**** Record excerpts ****
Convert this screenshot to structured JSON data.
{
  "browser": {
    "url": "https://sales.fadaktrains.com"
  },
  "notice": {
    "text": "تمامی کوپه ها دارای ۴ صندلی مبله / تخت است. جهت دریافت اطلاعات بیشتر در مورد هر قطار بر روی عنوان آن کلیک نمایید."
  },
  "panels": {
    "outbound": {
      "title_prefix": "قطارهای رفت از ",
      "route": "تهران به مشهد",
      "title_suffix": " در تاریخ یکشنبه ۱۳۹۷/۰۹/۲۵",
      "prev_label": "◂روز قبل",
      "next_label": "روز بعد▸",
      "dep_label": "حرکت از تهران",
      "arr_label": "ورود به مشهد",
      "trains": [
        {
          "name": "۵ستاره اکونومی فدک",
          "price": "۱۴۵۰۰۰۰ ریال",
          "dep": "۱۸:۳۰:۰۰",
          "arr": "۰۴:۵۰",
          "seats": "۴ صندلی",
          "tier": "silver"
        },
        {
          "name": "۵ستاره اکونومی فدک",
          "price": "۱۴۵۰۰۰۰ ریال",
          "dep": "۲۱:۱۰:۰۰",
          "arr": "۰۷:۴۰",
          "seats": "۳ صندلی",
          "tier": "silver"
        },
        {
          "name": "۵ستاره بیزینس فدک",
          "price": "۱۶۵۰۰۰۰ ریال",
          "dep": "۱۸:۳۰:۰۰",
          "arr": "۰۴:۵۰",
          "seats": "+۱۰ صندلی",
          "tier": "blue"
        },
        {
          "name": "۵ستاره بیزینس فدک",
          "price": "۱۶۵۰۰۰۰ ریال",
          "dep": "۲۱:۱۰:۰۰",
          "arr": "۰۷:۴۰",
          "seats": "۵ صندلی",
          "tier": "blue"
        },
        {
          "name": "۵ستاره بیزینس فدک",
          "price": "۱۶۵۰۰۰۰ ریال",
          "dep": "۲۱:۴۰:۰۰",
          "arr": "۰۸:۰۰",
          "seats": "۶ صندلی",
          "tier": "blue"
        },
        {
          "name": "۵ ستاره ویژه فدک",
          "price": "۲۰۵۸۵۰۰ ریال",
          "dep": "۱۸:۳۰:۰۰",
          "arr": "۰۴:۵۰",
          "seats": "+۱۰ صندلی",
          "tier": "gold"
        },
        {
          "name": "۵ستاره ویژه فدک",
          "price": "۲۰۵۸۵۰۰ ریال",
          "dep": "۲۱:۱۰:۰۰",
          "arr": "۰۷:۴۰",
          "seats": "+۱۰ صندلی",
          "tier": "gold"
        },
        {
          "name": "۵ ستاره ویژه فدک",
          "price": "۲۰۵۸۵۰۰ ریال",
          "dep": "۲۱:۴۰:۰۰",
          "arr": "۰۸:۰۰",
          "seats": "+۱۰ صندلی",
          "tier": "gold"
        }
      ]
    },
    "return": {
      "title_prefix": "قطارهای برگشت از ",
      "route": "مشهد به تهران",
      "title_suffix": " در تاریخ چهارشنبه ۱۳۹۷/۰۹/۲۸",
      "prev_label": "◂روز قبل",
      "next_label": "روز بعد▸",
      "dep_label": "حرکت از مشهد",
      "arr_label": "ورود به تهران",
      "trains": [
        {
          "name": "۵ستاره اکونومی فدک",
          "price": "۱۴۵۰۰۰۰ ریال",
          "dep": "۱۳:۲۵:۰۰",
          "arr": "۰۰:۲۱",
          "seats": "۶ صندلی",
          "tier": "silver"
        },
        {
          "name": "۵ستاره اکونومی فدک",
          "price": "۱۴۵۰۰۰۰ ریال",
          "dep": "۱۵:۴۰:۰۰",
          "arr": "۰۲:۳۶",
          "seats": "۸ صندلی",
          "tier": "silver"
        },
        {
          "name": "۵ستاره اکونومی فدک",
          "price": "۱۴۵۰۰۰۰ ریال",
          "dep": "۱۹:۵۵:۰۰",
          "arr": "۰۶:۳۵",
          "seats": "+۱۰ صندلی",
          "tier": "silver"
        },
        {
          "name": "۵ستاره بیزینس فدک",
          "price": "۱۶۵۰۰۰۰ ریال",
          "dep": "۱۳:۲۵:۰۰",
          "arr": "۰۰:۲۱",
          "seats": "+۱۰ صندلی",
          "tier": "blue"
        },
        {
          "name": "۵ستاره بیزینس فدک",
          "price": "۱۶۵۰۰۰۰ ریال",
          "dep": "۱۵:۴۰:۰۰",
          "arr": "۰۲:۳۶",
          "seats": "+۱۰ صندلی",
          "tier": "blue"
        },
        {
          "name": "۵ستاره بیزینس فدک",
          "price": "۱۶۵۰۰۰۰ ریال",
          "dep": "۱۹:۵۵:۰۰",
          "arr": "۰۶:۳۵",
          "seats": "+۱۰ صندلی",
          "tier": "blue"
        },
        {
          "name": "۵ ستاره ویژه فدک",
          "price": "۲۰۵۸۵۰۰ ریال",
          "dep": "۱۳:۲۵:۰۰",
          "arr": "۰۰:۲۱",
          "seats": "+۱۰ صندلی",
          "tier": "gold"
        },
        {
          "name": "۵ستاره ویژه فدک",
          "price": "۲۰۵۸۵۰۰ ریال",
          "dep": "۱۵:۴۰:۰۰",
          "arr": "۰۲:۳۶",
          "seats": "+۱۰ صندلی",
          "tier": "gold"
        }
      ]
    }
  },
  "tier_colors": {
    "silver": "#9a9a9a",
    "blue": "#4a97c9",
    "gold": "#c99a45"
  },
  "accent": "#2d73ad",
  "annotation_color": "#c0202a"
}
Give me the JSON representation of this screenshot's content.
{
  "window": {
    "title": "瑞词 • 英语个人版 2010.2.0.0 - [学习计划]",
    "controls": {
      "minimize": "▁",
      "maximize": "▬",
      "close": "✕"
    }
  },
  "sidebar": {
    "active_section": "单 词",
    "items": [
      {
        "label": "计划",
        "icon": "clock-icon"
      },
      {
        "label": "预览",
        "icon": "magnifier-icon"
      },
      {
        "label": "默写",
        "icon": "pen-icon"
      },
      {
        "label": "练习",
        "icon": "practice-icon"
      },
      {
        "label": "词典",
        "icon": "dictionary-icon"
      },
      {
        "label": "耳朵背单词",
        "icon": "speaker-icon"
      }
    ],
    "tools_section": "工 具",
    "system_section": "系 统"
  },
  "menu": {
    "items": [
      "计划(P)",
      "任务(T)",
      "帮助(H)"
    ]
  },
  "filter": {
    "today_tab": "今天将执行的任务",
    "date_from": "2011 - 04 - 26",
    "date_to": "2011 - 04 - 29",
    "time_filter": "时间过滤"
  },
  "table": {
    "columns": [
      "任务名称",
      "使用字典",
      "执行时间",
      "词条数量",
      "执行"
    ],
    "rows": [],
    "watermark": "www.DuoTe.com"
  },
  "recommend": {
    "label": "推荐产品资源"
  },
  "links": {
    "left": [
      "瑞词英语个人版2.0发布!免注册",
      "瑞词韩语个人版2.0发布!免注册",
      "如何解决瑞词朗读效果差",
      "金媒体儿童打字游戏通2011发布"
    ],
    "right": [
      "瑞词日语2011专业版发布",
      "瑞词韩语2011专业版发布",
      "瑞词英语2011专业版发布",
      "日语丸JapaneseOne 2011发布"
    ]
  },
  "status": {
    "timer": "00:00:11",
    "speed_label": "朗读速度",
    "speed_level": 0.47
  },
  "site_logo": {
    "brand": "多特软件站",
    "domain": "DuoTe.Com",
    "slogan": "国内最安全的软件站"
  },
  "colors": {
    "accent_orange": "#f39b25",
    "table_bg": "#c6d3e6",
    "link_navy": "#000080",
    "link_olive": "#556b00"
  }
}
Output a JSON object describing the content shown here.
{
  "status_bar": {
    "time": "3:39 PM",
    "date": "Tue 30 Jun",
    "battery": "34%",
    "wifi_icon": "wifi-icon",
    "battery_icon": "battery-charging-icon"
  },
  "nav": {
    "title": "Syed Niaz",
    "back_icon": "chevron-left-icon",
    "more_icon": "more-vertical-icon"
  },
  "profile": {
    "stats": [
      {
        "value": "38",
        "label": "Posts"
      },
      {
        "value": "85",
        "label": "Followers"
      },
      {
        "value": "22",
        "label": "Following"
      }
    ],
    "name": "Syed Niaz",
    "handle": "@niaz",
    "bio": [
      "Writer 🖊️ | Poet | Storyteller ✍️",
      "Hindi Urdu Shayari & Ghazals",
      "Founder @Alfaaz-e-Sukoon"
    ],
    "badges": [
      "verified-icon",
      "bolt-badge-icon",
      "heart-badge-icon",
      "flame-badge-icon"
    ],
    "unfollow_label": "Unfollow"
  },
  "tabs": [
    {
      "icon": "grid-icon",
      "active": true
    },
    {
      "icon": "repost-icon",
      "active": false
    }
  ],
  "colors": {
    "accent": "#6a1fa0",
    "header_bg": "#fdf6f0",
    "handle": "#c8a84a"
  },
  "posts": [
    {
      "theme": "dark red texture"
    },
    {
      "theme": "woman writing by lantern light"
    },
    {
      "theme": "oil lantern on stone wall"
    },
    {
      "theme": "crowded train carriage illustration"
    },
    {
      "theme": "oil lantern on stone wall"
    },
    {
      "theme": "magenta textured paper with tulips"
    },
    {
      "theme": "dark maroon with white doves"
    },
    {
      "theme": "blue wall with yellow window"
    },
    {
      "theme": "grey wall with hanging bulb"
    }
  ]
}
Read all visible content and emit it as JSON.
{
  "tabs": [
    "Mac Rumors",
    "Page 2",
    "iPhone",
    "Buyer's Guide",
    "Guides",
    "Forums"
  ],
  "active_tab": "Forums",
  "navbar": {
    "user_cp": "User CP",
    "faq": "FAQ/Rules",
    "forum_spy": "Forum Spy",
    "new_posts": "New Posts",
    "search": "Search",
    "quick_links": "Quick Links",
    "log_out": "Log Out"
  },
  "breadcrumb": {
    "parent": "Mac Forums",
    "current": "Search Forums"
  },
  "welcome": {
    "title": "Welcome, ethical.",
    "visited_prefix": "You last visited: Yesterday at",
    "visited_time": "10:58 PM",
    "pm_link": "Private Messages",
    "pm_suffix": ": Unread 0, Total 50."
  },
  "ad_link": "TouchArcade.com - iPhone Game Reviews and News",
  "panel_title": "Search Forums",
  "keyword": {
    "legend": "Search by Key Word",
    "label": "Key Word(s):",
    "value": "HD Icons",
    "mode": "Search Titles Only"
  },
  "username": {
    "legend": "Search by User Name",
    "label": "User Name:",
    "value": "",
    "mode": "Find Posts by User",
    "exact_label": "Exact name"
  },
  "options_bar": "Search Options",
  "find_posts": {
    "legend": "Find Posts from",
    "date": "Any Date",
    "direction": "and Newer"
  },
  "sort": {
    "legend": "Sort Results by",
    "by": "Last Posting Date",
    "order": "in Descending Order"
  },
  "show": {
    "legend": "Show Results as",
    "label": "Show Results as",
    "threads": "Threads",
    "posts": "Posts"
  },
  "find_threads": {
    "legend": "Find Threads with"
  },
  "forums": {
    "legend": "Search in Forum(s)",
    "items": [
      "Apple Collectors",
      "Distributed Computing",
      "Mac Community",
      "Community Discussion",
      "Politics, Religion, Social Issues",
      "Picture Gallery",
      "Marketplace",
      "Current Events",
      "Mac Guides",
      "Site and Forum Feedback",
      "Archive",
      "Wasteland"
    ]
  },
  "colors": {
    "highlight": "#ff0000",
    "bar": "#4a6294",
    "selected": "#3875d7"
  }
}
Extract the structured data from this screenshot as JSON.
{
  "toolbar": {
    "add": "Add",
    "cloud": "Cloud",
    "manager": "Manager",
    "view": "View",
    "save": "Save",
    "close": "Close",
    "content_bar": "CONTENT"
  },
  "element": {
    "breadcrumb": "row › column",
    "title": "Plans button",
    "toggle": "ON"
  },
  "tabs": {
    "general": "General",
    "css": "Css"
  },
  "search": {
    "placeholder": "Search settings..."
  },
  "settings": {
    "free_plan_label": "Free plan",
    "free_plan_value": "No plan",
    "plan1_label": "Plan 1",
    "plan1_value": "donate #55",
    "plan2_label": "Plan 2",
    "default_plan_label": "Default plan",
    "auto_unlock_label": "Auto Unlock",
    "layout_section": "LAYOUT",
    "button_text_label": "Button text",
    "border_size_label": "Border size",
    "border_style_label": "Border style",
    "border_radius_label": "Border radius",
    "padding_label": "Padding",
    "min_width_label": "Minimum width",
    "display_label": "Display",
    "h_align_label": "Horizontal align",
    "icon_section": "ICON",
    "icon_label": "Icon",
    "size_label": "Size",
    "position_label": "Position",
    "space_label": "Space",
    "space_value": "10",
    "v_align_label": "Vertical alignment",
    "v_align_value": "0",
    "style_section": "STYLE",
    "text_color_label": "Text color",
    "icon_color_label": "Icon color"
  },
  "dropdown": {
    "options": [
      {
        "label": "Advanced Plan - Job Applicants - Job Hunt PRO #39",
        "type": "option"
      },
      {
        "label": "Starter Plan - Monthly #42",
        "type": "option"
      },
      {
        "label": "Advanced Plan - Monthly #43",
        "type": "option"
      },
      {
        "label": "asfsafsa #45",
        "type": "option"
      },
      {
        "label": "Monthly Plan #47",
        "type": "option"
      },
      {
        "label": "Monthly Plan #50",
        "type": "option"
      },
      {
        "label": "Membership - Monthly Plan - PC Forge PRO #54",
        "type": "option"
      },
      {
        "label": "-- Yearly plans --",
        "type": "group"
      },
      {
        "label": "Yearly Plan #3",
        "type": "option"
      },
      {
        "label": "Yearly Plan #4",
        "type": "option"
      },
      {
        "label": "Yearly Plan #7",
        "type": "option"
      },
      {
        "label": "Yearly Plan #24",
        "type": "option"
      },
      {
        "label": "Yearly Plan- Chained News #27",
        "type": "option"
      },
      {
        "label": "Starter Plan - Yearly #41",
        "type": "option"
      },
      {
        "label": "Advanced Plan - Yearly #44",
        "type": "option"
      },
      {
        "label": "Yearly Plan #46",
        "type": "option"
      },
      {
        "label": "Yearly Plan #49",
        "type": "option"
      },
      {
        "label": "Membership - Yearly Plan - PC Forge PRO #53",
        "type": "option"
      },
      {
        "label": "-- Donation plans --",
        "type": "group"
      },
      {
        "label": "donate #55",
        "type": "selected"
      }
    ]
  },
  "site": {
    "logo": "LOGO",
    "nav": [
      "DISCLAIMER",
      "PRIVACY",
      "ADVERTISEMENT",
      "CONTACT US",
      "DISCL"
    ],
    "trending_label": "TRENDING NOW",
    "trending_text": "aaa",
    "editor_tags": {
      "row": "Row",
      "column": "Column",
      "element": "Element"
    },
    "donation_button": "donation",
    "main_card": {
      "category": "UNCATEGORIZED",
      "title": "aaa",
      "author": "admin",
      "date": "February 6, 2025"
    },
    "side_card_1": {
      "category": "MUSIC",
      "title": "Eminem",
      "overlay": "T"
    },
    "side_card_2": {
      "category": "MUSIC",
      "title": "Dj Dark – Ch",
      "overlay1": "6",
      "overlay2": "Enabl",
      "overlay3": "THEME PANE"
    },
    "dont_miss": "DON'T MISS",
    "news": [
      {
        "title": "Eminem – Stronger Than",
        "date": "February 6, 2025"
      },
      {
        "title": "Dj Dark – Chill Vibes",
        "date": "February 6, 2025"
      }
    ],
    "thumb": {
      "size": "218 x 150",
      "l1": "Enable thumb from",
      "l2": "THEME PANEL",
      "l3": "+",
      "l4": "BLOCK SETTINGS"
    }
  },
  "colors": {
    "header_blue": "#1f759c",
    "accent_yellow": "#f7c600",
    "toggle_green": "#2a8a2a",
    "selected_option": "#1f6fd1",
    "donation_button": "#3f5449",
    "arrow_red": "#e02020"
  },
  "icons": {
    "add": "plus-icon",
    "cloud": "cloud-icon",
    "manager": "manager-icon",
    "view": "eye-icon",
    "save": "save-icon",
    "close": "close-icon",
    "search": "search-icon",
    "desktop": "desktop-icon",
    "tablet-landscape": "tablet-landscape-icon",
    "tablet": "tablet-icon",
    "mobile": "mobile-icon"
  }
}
****
Exercise directions:
Isolate the lines above that contain the word "JSON" and copy them.

Expected answer:
Convert this screenshot to structured JSON data.
Give me the JSON representation of this screenshot's content.
Output a JSON object describing the content shown here.
Read all visible content and emit it as JSON.
Extract the structured data from this screenshot as JSON.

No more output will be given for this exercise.